- [Stated problem] Write out the records below once more, exactly as they stand.

- [Data listing]
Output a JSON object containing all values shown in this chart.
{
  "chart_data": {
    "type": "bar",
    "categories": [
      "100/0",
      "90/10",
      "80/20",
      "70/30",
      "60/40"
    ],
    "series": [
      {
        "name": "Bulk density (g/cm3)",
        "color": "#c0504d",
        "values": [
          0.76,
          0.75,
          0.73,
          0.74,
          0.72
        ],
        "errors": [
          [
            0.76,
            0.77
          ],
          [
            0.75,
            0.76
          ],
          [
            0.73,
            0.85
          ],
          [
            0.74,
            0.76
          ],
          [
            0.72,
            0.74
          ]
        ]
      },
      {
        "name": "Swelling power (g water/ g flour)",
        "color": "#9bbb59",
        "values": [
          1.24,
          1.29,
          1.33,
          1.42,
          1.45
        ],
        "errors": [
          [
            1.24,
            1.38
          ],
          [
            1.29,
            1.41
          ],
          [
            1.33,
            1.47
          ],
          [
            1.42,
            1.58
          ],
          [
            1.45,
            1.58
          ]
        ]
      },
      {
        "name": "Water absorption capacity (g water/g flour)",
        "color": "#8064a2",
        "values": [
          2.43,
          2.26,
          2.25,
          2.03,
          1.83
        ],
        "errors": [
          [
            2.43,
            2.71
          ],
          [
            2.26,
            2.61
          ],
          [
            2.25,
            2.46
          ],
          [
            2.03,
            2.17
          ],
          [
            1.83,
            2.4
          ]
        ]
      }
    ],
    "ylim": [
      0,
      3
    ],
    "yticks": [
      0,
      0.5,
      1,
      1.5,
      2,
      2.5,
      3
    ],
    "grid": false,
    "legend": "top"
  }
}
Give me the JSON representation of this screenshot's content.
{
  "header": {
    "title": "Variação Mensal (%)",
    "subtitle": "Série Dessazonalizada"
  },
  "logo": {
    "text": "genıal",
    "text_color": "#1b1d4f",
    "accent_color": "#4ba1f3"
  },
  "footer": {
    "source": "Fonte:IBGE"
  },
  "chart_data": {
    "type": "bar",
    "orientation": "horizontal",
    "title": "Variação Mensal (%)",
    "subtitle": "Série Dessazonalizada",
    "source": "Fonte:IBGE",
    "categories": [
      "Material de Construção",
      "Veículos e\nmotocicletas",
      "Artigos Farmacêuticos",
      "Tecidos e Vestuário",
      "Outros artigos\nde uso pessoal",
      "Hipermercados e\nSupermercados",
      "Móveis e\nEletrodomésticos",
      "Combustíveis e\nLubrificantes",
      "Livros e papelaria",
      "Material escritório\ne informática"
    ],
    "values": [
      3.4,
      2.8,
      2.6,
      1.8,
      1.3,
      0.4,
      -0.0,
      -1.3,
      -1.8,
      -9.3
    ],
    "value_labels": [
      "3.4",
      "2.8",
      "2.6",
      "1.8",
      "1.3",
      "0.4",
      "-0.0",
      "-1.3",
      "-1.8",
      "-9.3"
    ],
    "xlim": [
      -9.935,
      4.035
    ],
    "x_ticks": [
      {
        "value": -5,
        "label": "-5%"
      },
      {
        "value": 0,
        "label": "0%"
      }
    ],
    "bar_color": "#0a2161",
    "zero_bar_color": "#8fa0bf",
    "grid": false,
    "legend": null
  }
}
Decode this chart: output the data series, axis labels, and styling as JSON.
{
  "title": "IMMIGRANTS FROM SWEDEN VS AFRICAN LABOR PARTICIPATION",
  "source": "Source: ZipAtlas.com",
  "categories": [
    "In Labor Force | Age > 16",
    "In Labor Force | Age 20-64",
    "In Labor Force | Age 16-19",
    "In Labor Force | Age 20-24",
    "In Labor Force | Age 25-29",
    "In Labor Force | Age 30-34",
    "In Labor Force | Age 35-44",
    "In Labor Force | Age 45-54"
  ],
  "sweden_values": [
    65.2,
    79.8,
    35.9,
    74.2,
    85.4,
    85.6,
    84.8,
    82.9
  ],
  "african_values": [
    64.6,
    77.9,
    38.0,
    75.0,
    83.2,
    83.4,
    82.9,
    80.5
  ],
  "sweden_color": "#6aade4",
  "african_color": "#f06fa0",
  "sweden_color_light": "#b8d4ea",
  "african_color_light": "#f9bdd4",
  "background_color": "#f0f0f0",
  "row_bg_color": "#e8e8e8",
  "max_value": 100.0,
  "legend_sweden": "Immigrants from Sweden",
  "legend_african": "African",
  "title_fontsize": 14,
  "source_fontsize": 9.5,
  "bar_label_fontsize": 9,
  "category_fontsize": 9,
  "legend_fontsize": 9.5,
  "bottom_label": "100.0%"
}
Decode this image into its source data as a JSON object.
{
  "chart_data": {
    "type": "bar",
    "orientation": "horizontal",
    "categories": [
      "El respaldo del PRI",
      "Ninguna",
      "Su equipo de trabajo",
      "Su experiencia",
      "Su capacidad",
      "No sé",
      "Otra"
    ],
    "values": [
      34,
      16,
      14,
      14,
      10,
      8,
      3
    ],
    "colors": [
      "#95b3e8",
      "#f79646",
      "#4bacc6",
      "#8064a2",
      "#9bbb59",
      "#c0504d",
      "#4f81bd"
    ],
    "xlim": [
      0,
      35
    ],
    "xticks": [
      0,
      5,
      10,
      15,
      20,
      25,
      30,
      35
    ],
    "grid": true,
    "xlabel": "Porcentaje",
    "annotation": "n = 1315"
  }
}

- [Written response]
Output a JSON object containing all values shown in this chart.
{
  "chart_data": {
    "type": "bar",
    "categories": [
      "100/0",
      "90/10",
      "80/20",
      "70/30",
      "60/40"
    ],
    "series": [
      {
        "name": "Bulk density (g/cm3)",
        "color": "#c0504d",
        "values": [
          0.76,
          0.75,
          0.73,
          0.74,
          0.72
        ],
        "errors": [
          [
            0.76,
            0.77
          ],
          [
            0.75,
            0.76
          ],
          [
            0.73,
            0.85
          ],
          [
            0.74,
            0.76
          ],
          [
            0.72,
            0.74
          ]
        ]
      },
      {
        "name": "Swelling power (g water/ g flour)",
        "color": "#9bbb59",
        "values": [
          1.24,
          1.29,
          1.33,
          1.42,
          1.45
        ],
        "errors": [
          [
            1.24,
            1.38
          ],
          [
            1.29,
            1.41
          ],
          [
            1.33,
            1.47
          ],
          [
            1.42,
            1.58
          ],
          [
            1.45,
            1.58
          ]
        ]
      },
      {
        "name": "Water absorption capacity (g water/g flour)",
        "color": "#8064a2",
        "values": [
          2.43,
          2.26,
          2.25,
          2.03,
          1.83
        ],
        "errors": [
          [
            2.43,
            2.71
          ],
          [
            2.26,
            2.61
          ],
          [
            2.25,
            2.46
          ],
          [
            2.03,
            2.17
          ],
          [
            1.83,
            2.4
          ]
        ]
      }
    ],
    "ylim": [
      0,
      3
    ],
    "yticks": [
      0,
      0.5,
      1,
      1.5,
      2,
      2.5,
      3
    ],
    "grid": false,
    "legend": "top"
  }
}
Give me the JSON representation of this screenshot's content.
{
  "header": {
    "title": "Variação Mensal (%)",
    "subtitle": "Série Dessazonalizada"
  },
  "logo": {
    "text": "genıal",
    "text_color": "#1b1d4f",
    "accent_color": "#4ba1f3"
  },
  "footer": {
    "source": "Fonte:IBGE"
  },
  "chart_data": {
    "type": "bar",
    "orientation": "horizontal",
    "title": "Variação Mensal (%)",
    "subtitle": "Série Dessazonalizada",
    "source": "Fonte:IBGE",
    "categories": [
      "Material de Construção",
      "Veículos e\nmotocicletas",
      "Artigos Farmacêuticos",
      "Tecidos e Vestuário",
      "Outros artigos\nde uso pessoal",
      "Hipermercados e\nSupermercados",
      "Móveis e\nEletrodomésticos",
      "Combustíveis e\nLubrificantes",
      "Livros e papelaria",
      "Material escritório\ne informática"
    ],
    "values": [
      3.4,
      2.8,
      2.6,
      1.8,
      1.3,
      0.4,
      -0.0,
      -1.3,
      -1.8,
      -9.3
    ],
    "value_labels": [
      "3.4",
      "2.8",
      "2.6",
      "1.8",
      "1.3",
      "0.4",
      "-0.0",
      "-1.3",
      "-1.8",
      "-9.3"
    ],
    "xlim": [
      -9.935,
      4.035
    ],
    "x_ticks": [
      {
        "value": -5,
        "label": "-5%"
      },
      {
        "value": 0,
        "label": "0%"
      }
    ],
    "bar_color": "#0a2161",
    "zero_bar_color": "#8fa0bf",
    "grid": false,
    "legend": null
  }
}
Decode this chart: output the data series, axis labels, and styling as JSON.
{
  "title": "IMMIGRANTS FROM SWEDEN VS AFRICAN LABOR PARTICIPATION",
  "source": "Source: ZipAtlas.com",
  "categories": [
    "In Labor Force | Age > 16",
    "In Labor Force | Age 20-64",
    "In Labor Force | Age 16-19",
    "In Labor Force | Age 20-24",
    "In Labor Force | Age 25-29",
    "In Labor Force | Age 30-34",
    "In Labor Force | Age 35-44",
    "In Labor Force | Age 45-54"
  ],
  "sweden_values": [
    65.2,
    79.8,
    35.9,
    74.2,
    85.4,
    85.6,
    84.8,
    82.9
  ],
  "african_values": [
    64.6,
    77.9,
    38.0,
    75.0,
    83.2,
    83.4,
    82.9,
    80.5
  ],
  "sweden_color": "#6aade4",
  "african_color": "#f06fa0",
  "sweden_color_light": "#b8d4ea",
  "african_color_light": "#f9bdd4",
  "background_color": "#f0f0f0",
  "row_bg_color": "#e8e8e8",
  "max_value": 100.0,
  "legend_sweden": "Immigrants from Sweden",
  "legend_african": "African",
  "title_fontsize": 14,
  "source_fontsize": 9.5,
  "bar_label_fontsize": 9,
  "category_fontsize": 9,
  "legend_fontsize": 9.5,
  "bottom_label": "100.0%"
}
Decode this image into its source data as a JSON object.
{
  "chart_data": {
    "type": "bar",
    "orientation": "horizontal",
    "categories": [
      "El respaldo del PRI",
      "Ninguna",
      "Su equipo de trabajo",
      "Su experiencia",
      "Su capacidad",
      "No sé",
      "Otra"
    ],
    "values": [
      34,
      16,
      14,
      14,
      10,
      8,
      3
    ],
    "colors": [
      "#95b3e8",
      "#f79646",
      "#4bacc6",
      "#8064a2",
      "#9bbb59",
      "#c0504d",
      "#4f81bd"
    ],
    "xlim": [
      0,
      35
    ],
    "xticks": [
      0,
      5,
      10,
      15,
      20,
      25,
      30,
      35
    ],
    "grid": true,
    "xlabel": "Porcentaje",
    "annotation": "n = 1315"
  }
}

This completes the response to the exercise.